(Items from a figure collection)
◇ ◇ ◇ ◇ ◇
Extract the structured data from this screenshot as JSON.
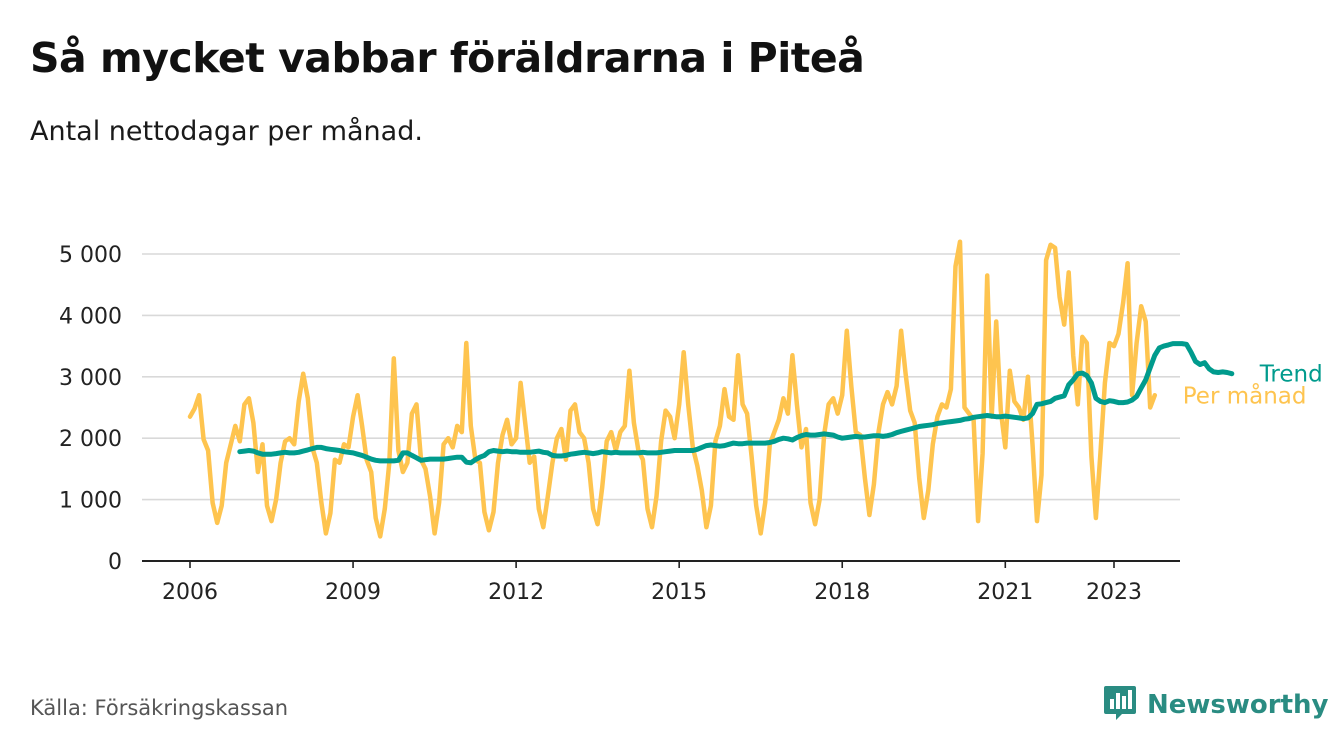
{
  "header": {
    "title": "Så mycket vabbar föräldrarna i Piteå",
    "subtitle": "Antal nettodagar per månad."
  },
  "footer": {
    "source": "Källa: Försäkringskassan",
    "brand": "Newsworthy"
  },
  "colors": {
    "monthly": "#FEC44F",
    "trend": "#009B8D",
    "grid": "#d9d9d9",
    "axis": "#222222",
    "brand": "#2a8c82"
  },
  "icons": {
    "brand_logo": "bar-chart-speech-bubble-icon"
  },
  "chart_data": {
    "type": "line",
    "xlim": [
      2006,
      2023.5
    ],
    "ylim": [
      0,
      5000
    ],
    "x_ticks": [
      {
        "value": 2006,
        "label": "2006"
      },
      {
        "value": 2009,
        "label": "2009"
      },
      {
        "value": 2012,
        "label": "2012"
      },
      {
        "value": 2015,
        "label": "2015"
      },
      {
        "value": 2018,
        "label": "2018"
      },
      {
        "value": 2021,
        "label": "2021"
      },
      {
        "value": 2023,
        "label": "2023"
      }
    ],
    "y_ticks": [
      {
        "value": 0,
        "label": "0"
      },
      {
        "value": 1000,
        "label": "1 000"
      },
      {
        "value": 2000,
        "label": "2 000"
      },
      {
        "value": 3000,
        "label": "3 000"
      },
      {
        "value": 4000,
        "label": "4 000"
      },
      {
        "value": 5000,
        "label": "5 000"
      }
    ],
    "grid": true,
    "legend": "inline-right",
    "series": [
      {
        "name": "Per månad",
        "start": "2006-01",
        "values": [
          2350,
          2480,
          2700,
          1980,
          1800,
          950,
          620,
          900,
          1600,
          1900,
          2200,
          1950,
          2550,
          2650,
          2250,
          1450,
          1900,
          900,
          650,
          1000,
          1600,
          1950,
          2000,
          1900,
          2600,
          3050,
          2650,
          1850,
          1600,
          950,
          450,
          780,
          1650,
          1600,
          1900,
          1850,
          2350,
          2700,
          2200,
          1650,
          1450,
          700,
          400,
          850,
          1600,
          3300,
          1800,
          1450,
          1600,
          2400,
          2550,
          1650,
          1500,
          1050,
          450,
          950,
          1900,
          2000,
          1850,
          2200,
          2100,
          3550,
          2200,
          1650,
          1600,
          800,
          500,
          800,
          1600,
          2050,
          2300,
          1900,
          2000,
          2900,
          2250,
          1600,
          1700,
          850,
          550,
          1050,
          1600,
          2000,
          2150,
          1650,
          2450,
          2550,
          2100,
          2000,
          1600,
          850,
          600,
          1200,
          1950,
          2100,
          1800,
          2100,
          2200,
          3100,
          2250,
          1800,
          1650,
          850,
          550,
          1050,
          1950,
          2450,
          2350,
          2000,
          2550,
          3400,
          2550,
          1850,
          1550,
          1150,
          550,
          900,
          1950,
          2200,
          2800,
          2350,
          2300,
          3350,
          2550,
          2400,
          1700,
          900,
          450,
          950,
          1900,
          2100,
          2300,
          2650,
          2400,
          3350,
          2550,
          1850,
          2150,
          950,
          600,
          1000,
          2050,
          2550,
          2650,
          2400,
          2700,
          3750,
          2850,
          2100,
          2050,
          1350,
          750,
          1250,
          2100,
          2550,
          2750,
          2550,
          2850,
          3750,
          3050,
          2450,
          2250,
          1350,
          700,
          1150,
          1900,
          2350,
          2550,
          2500,
          2800,
          4800,
          5200,
          2500,
          2400,
          2300,
          650,
          1750,
          4650,
          2350,
          3900,
          2450,
          1850,
          3100,
          2600,
          2500,
          2300,
          3000,
          1900,
          650,
          1400,
          4900,
          5150,
          5100,
          4300,
          3850,
          4700,
          3350,
          2550,
          3650,
          3550,
          1700,
          700,
          1750,
          2900,
          3550,
          3500,
          3700,
          4200,
          4850,
          2700,
          3550,
          4150,
          3900,
          2500,
          2700
        ]
      },
      {
        "name": "Trend",
        "start": "2006-12",
        "values": [
          1780,
          1790,
          1800,
          1790,
          1760,
          1740,
          1740,
          1740,
          1750,
          1760,
          1770,
          1760,
          1760,
          1770,
          1790,
          1810,
          1830,
          1850,
          1850,
          1830,
          1820,
          1810,
          1800,
          1780,
          1770,
          1760,
          1740,
          1720,
          1690,
          1660,
          1640,
          1630,
          1630,
          1630,
          1630,
          1640,
          1760,
          1760,
          1720,
          1680,
          1640,
          1650,
          1660,
          1660,
          1660,
          1660,
          1670,
          1680,
          1690,
          1690,
          1610,
          1600,
          1650,
          1690,
          1720,
          1780,
          1800,
          1790,
          1780,
          1790,
          1780,
          1780,
          1770,
          1770,
          1770,
          1780,
          1790,
          1770,
          1760,
          1720,
          1710,
          1710,
          1720,
          1740,
          1750,
          1760,
          1770,
          1760,
          1750,
          1760,
          1780,
          1770,
          1760,
          1770,
          1760,
          1760,
          1760,
          1760,
          1760,
          1770,
          1760,
          1760,
          1760,
          1770,
          1780,
          1790,
          1800,
          1800,
          1800,
          1800,
          1800,
          1820,
          1850,
          1880,
          1890,
          1880,
          1870,
          1880,
          1900,
          1920,
          1910,
          1910,
          1920,
          1920,
          1920,
          1920,
          1920,
          1930,
          1950,
          1980,
          2000,
          1990,
          1970,
          2010,
          2040,
          2060,
          2050,
          2050,
          2060,
          2070,
          2060,
          2050,
          2020,
          2000,
          2010,
          2020,
          2030,
          2020,
          2020,
          2030,
          2040,
          2040,
          2030,
          2040,
          2060,
          2090,
          2110,
          2130,
          2150,
          2170,
          2190,
          2200,
          2210,
          2220,
          2240,
          2250,
          2260,
          2270,
          2280,
          2290,
          2310,
          2320,
          2340,
          2350,
          2360,
          2370,
          2360,
          2350,
          2350,
          2360,
          2350,
          2340,
          2330,
          2320,
          2330,
          2400,
          2550,
          2560,
          2580,
          2600,
          2650,
          2670,
          2690,
          2870,
          2950,
          3050,
          3060,
          3020,
          2900,
          2650,
          2600,
          2580,
          2610,
          2600,
          2580,
          2580,
          2590,
          2620,
          2680,
          2820,
          2950,
          3150,
          3350,
          3470,
          3500,
          3520,
          3540,
          3540,
          3540,
          3530,
          3400,
          3250,
          3200,
          3230,
          3130,
          3080,
          3070,
          3080,
          3070,
          3050
        ]
      }
    ]
  }
}
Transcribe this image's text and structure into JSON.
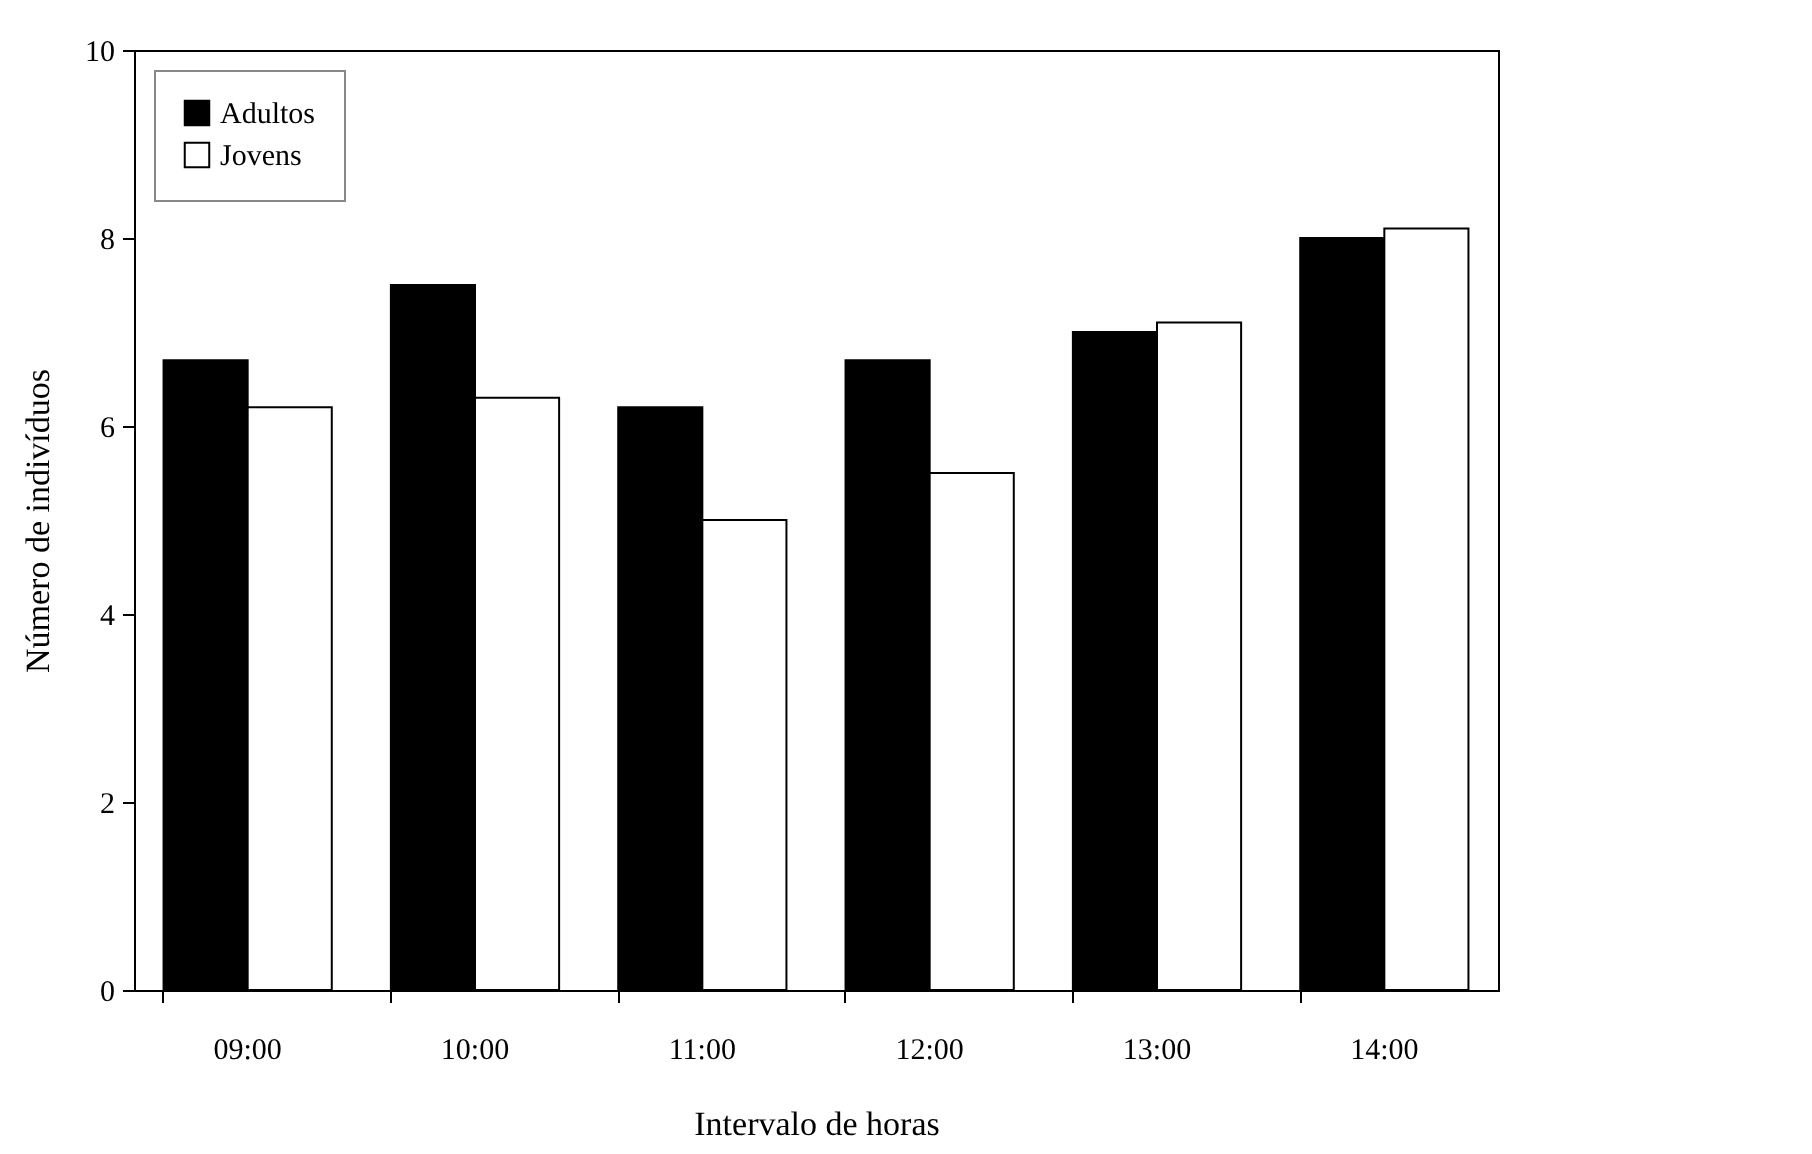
{
  "chart_data": {
    "type": "bar",
    "xlabel": "Intervalo de horas",
    "ylabel": "Número de indivíduos",
    "categories": [
      "09:00",
      "10:00",
      "11:00",
      "12:00",
      "13:00",
      "14:00"
    ],
    "series": [
      {
        "name": "Adultos",
        "color": "#000000",
        "values": [
          6.7,
          7.5,
          6.2,
          6.7,
          7.0,
          8.0
        ]
      },
      {
        "name": "Jovens",
        "color": "#ffffff",
        "values": [
          6.2,
          6.3,
          5.0,
          5.5,
          7.1,
          8.1
        ]
      }
    ],
    "ylim": [
      0,
      10
    ],
    "yticks": [
      0,
      2,
      4,
      6,
      8,
      10
    ],
    "grid": false,
    "legend": "top left"
  }
}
◇ ◇ ◇ ◇ ◇
* _THE REQUEST_
Without the pictures, transcribe the listing above exactly.

* _ANSWER TO THE PROBLEM_
Extract the structured data from this screenshot as JSON.
{
  "header": {
    "title": "Så mycket vabbar föräldrarna i Piteå",
    "subtitle": "Antal nettodagar per månad."
  },
  "footer": {
    "source": "Källa: Försäkringskassan",
    "brand": "Newsworthy"
  },
  "colors": {
    "monthly": "#FEC44F",
    "trend": "#009B8D",
    "grid": "#d9d9d9",
    "axis": "#222222",
    "brand": "#2a8c82"
  },
  "icons": {
    "brand_logo": "bar-chart-speech-bubble-icon"
  },
  "chart_data": {
    "type": "line",
    "xlim": [
      2006,
      2023.5
    ],
    "ylim": [
      0,
      5000
    ],
    "x_ticks": [
      {
        "value": 2006,
        "label": "2006"
      },
      {
        "value": 2009,
        "label": "2009"
      },
      {
        "value": 2012,
        "label": "2012"
      },
      {
        "value": 2015,
        "label": "2015"
      },
      {
        "value": 2018,
        "label": "2018"
      },
      {
        "value": 2021,
        "label": "2021"
      },
      {
        "value": 2023,
        "label": "2023"
      }
    ],
    "y_ticks": [
      {
        "value": 0,
        "label": "0"
      },
      {
        "value": 1000,
        "label": "1 000"
      },
      {
        "value": 2000,
        "label": "2 000"
      },
      {
        "value": 3000,
        "label": "3 000"
      },
      {
        "value": 4000,
        "label": "4 000"
      },
      {
        "value": 5000,
        "label": "5 000"
      }
    ],
    "grid": true,
    "legend": "inline-right",
    "series": [
      {
        "name": "Per månad",
        "start": "2006-01",
        "values": [
          2350,
          2480,
          2700,
          1980,
          1800,
          950,
          620,
          900,
          1600,
          1900,
          2200,
          1950,
          2550,
          2650,
          2250,
          1450,
          1900,
          900,
          650,
          1000,
          1600,
          1950,
          2000,
          1900,
          2600,
          3050,
          2650,
          1850,
          1600,
          950,
          450,
          780,
          1650,
          1600,
          1900,
          1850,
          2350,
          2700,
          2200,
          1650,
          1450,
          700,
          400,
          850,
          1600,
          3300,
          1800,
          1450,
          1600,
          2400,
          2550,
          1650,
          1500,
          1050,
          450,
          950,
          1900,
          2000,
          1850,
          2200,
          2100,
          3550,
          2200,
          1650,
          1600,
          800,
          500,
          800,
          1600,
          2050,
          2300,
          1900,
          2000,
          2900,
          2250,
          1600,
          1700,
          850,
          550,
          1050,
          1600,
          2000,
          2150,
          1650,
          2450,
          2550,
          2100,
          2000,
          1600,
          850,
          600,
          1200,
          1950,
          2100,
          1800,
          2100,
          2200,
          3100,
          2250,
          1800,
          1650,
          850,
          550,
          1050,
          1950,
          2450,
          2350,
          2000,
          2550,
          3400,
          2550,
          1850,
          1550,
          1150,
          550,
          900,
          1950,
          2200,
          2800,
          2350,
          2300,
          3350,
          2550,
          2400,
          1700,
          900,
          450,
          950,
          1900,
          2100,
          2300,
          2650,
          2400,
          3350,
          2550,
          1850,
          2150,
          950,
          600,
          1000,
          2050,
          2550,
          2650,
          2400,
          2700,
          3750,
          2850,
          2100,
          2050,
          1350,
          750,
          1250,
          2100,
          2550,
          2750,
          2550,
          2850,
          3750,
          3050,
          2450,
          2250,
          1350,
          700,
          1150,
          1900,
          2350,
          2550,
          2500,
          2800,
          4800,
          5200,
          2500,
          2400,
          2300,
          650,
          1750,
          4650,
          2350,
          3900,
          2450,
          1850,
          3100,
          2600,
          2500,
          2300,
          3000,
          1900,
          650,
          1400,
          4900,
          5150,
          5100,
          4300,
          3850,
          4700,
          3350,
          2550,
          3650,
          3550,
          1700,
          700,
          1750,
          2900,
          3550,
          3500,
          3700,
          4200,
          4850,
          2700,
          3550,
          4150,
          3900,
          2500,
          2700
        ]
      },
      {
        "name": "Trend",
        "start": "2006-12",
        "values": [
          1780,
          1790,
          1800,
          1790,
          1760,
          1740,
          1740,
          1740,
          1750,
          1760,
          1770,
          1760,
          1760,
          1770,
          1790,
          1810,
          1830,
          1850,
          1850,
          1830,
          1820,
          1810,
          1800,
          1780,
          1770,
          1760,
          1740,
          1720,
          1690,
          1660,
          1640,
          1630,
          1630,
          1630,
          1630,
          1640,
          1760,
          1760,
          1720,
          1680,
          1640,
          1650,
          1660,
          1660,
          1660,
          1660,
          1670,
          1680,
          1690,
          1690,
          1610,
          1600,
          1650,
          1690,
          1720,
          1780,
          1800,
          1790,
          1780,
          1790,
          1780,
          1780,
          1770,
          1770,
          1770,
          1780,
          1790,
          1770,
          1760,
          1720,
          1710,
          1710,
          1720,
          1740,
          1750,
          1760,
          1770,
          1760,
          1750,
          1760,
          1780,
          1770,
          1760,
          1770,
          1760,
          1760,
          1760,
          1760,
          1760,
          1770,
          1760,
          1760,
          1760,
          1770,
          1780,
          1790,
          1800,
          1800,
          1800,
          1800,
          1800,
          1820,
          1850,
          1880,
          1890,
          1880,
          1870,
          1880,
          1900,
          1920,
          1910,
          1910,
          1920,
          1920,
          1920,
          1920,
          1920,
          1930,
          1950,
          1980,
          2000,
          1990,
          1970,
          2010,
          2040,
          2060,
          2050,
          2050,
          2060,
          2070,
          2060,
          2050,
          2020,
          2000,
          2010,
          2020,
          2030,
          2020,
          2020,
          2030,
          2040,
          2040,
          2030,
          2040,
          2060,
          2090,
          2110,
          2130,
          2150,
          2170,
          2190,
          2200,
          2210,
          2220,
          2240,
          2250,
          2260,
          2270,
          2280,
          2290,
          2310,
          2320,
          2340,
          2350,
          2360,
          2370,
          2360,
          2350,
          2350,
          2360,
          2350,
          2340,
          2330,
          2320,
          2330,
          2400,
          2550,
          2560,
          2580,
          2600,
          2650,
          2670,
          2690,
          2870,
          2950,
          3050,
          3060,
          3020,
          2900,
          2650,
          2600,
          2580,
          2610,
          2600,
          2580,
          2580,
          2590,
          2620,
          2680,
          2820,
          2950,
          3150,
          3350,
          3470,
          3500,
          3520,
          3540,
          3540,
          3540,
          3530,
          3400,
          3250,
          3200,
          3230,
          3130,
          3080,
          3070,
          3080,
          3070,
          3050
        ]
      }
    ]
  }
}
Transcribe this image's text and structure into JSON.
{
  "chart_data": {
    "type": "bar",
    "xlabel": "Intervalo de horas",
    "ylabel": "Número de indivíduos",
    "categories": [
      "09:00",
      "10:00",
      "11:00",
      "12:00",
      "13:00",
      "14:00"
    ],
    "series": [
      {
        "name": "Adultos",
        "color": "#000000",
        "values": [
          6.7,
          7.5,
          6.2,
          6.7,
          7.0,
          8.0
        ]
      },
      {
        "name": "Jovens",
        "color": "#ffffff",
        "values": [
          6.2,
          6.3,
          5.0,
          5.5,
          7.1,
          8.1
        ]
      }
    ],
    "ylim": [
      0,
      10
    ],
    "yticks": [
      0,
      2,
      4,
      6,
      8,
      10
    ],
    "grid": false,
    "legend": "top left"
  }
}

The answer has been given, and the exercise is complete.